Challenge -
Reproduce each line of the listing below without any change, and leave the pictures out.

Data for this task -

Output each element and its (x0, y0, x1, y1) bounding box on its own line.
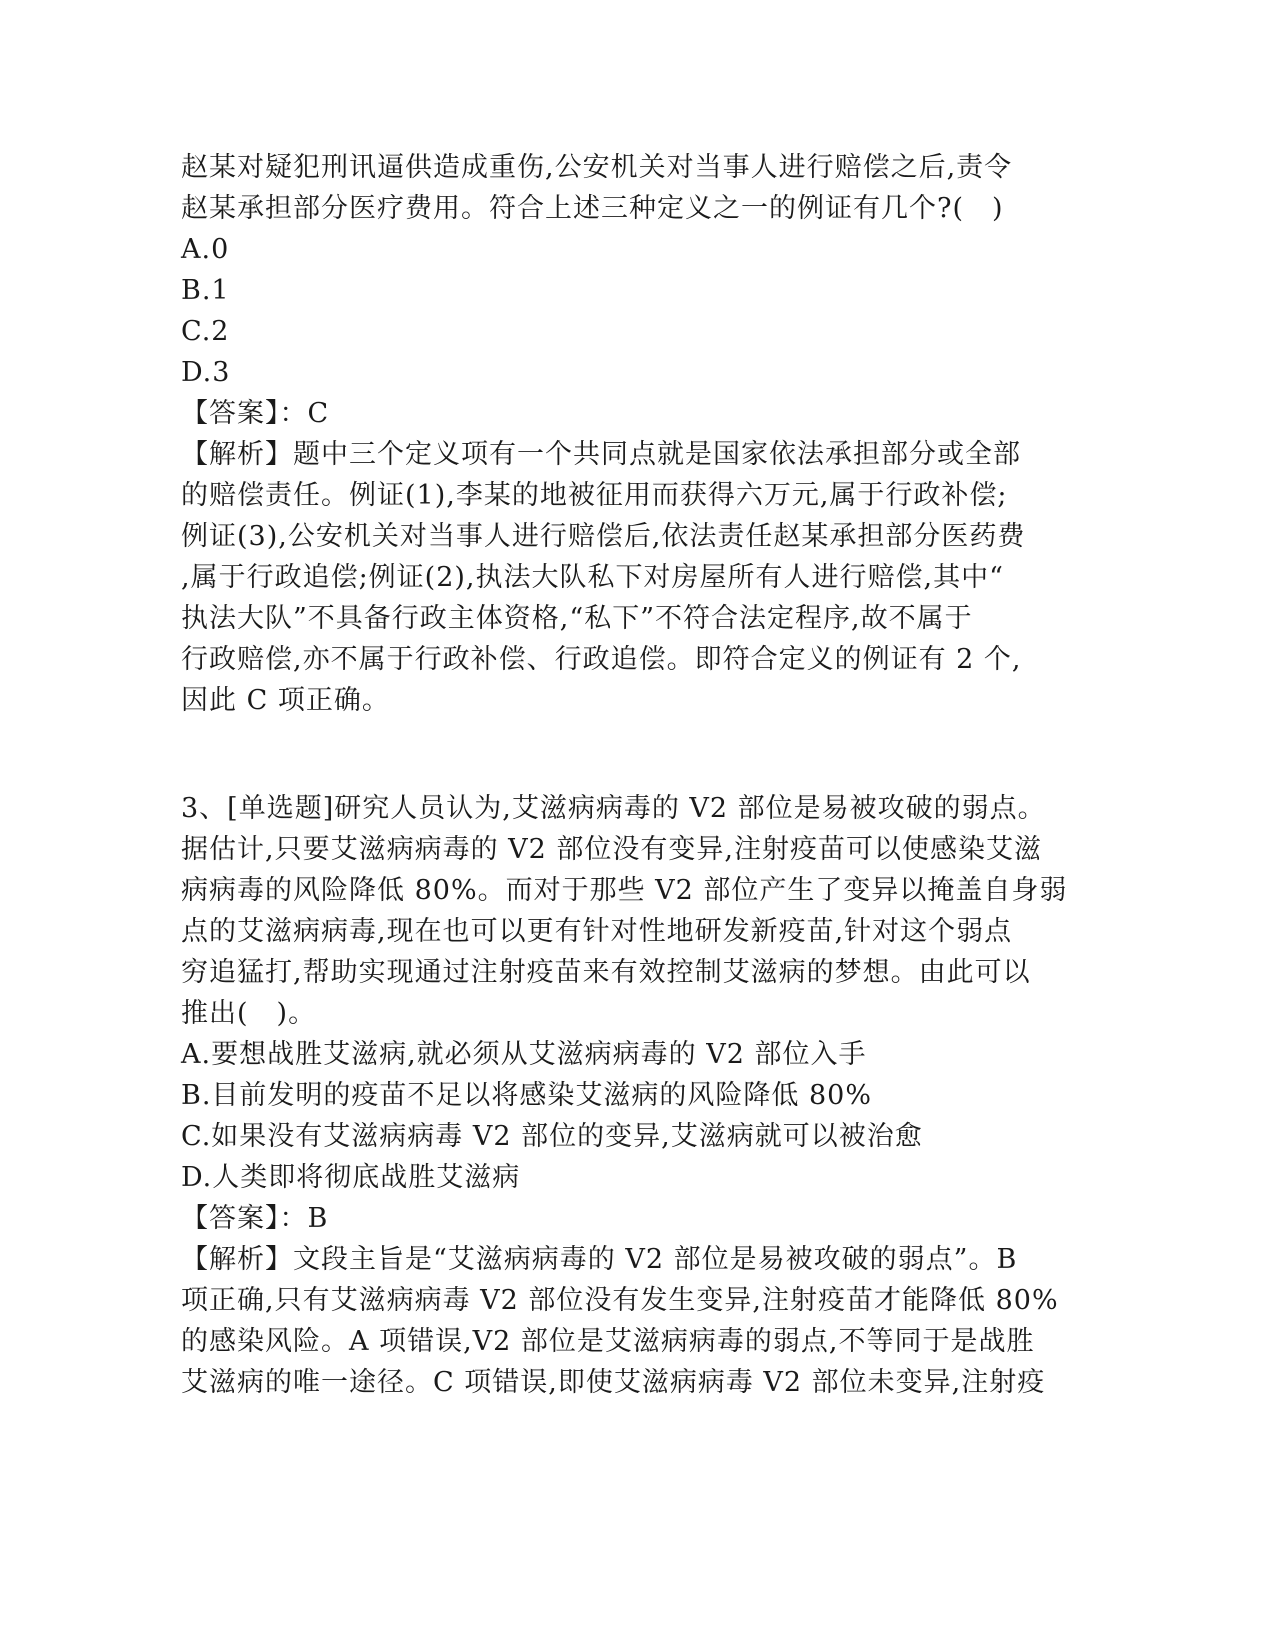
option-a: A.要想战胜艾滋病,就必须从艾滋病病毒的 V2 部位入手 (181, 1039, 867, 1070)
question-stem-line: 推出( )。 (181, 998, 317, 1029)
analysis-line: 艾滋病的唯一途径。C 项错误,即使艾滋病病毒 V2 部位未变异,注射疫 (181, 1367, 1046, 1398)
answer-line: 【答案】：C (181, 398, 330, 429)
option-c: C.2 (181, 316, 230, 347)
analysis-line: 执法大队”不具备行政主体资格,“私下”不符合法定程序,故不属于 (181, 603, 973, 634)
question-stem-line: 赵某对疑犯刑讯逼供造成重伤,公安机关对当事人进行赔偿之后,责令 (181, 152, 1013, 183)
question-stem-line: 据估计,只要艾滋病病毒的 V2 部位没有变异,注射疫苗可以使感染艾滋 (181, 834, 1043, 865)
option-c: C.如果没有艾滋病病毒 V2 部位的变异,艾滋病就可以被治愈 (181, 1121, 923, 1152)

Finished task -
Output each element and its (x0, y0, x1, y1) bounding box on its own line.
option-a: A.要想战胜艾滋病,就必须从艾滋病病毒的 V2 部位入手 (181, 1039, 867, 1070)
question-stem-line: 推出( )。 (181, 998, 317, 1029)
analysis-line: 艾滋病的唯一途径。C 项错误,即使艾滋病病毒 V2 部位未变异,注射疫 (181, 1367, 1046, 1398)
answer-line: 【答案】：C (181, 398, 330, 429)
option-c: C.2 (181, 316, 230, 347)
analysis-line: 执法大队”不具备行政主体资格,“私下”不符合法定程序,故不属于 (181, 603, 973, 634)
question-stem-line: 赵某对疑犯刑讯逼供造成重伤,公安机关对当事人进行赔偿之后,责令 (181, 152, 1013, 183)
question-stem-line: 据估计,只要艾滋病病毒的 V2 部位没有变异,注射疫苗可以使感染艾滋 (181, 834, 1043, 865)
option-c: C.如果没有艾滋病病毒 V2 部位的变异,艾滋病就可以被治愈 (181, 1121, 923, 1152)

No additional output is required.